- Directive
Return all lines with the word "source" in them.

— Start —

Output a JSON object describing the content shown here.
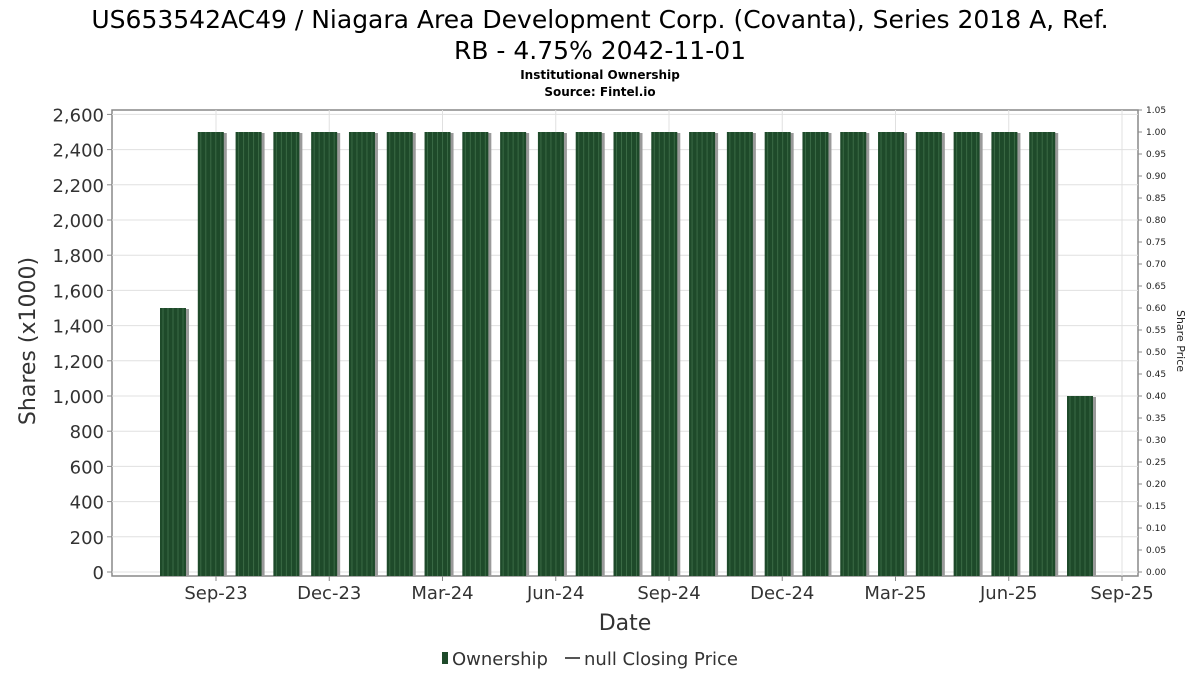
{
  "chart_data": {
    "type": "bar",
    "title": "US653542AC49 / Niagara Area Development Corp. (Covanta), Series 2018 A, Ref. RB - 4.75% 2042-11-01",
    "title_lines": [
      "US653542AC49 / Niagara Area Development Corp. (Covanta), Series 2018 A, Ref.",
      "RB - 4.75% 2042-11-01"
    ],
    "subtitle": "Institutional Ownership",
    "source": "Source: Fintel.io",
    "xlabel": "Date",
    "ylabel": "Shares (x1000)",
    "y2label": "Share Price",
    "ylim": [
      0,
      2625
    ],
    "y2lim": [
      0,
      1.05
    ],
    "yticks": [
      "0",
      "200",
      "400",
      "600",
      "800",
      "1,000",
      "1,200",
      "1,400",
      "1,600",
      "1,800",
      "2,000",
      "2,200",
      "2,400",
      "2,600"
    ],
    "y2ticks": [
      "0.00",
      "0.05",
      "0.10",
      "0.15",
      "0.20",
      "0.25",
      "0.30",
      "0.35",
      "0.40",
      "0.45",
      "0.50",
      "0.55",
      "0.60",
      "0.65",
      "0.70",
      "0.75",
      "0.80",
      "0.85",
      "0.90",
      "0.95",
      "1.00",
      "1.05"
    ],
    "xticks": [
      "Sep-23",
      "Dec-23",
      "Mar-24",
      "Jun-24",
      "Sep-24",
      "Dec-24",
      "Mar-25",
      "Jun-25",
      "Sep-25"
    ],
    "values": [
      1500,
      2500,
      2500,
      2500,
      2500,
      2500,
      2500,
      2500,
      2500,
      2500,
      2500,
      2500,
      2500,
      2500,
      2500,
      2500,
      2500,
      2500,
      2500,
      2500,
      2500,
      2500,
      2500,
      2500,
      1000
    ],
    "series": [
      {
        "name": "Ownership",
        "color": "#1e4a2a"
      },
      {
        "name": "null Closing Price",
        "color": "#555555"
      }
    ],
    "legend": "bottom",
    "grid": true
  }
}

— End —
— Start —

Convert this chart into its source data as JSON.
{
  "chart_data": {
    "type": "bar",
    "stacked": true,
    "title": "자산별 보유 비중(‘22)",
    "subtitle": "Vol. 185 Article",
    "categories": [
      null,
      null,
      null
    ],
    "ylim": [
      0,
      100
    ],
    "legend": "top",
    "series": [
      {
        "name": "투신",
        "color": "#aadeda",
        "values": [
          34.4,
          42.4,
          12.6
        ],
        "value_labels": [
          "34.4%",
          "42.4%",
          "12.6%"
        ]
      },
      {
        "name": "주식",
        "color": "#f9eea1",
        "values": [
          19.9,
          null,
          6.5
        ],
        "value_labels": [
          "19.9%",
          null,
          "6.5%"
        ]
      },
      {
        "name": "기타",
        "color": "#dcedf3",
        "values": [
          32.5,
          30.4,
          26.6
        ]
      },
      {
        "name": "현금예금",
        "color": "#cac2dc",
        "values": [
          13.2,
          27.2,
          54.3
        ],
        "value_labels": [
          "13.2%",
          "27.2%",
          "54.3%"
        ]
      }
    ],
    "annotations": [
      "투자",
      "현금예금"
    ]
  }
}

— End —

- The result
    "source": "Source: Fintel.io",
Convert this chart into its source data as JSON.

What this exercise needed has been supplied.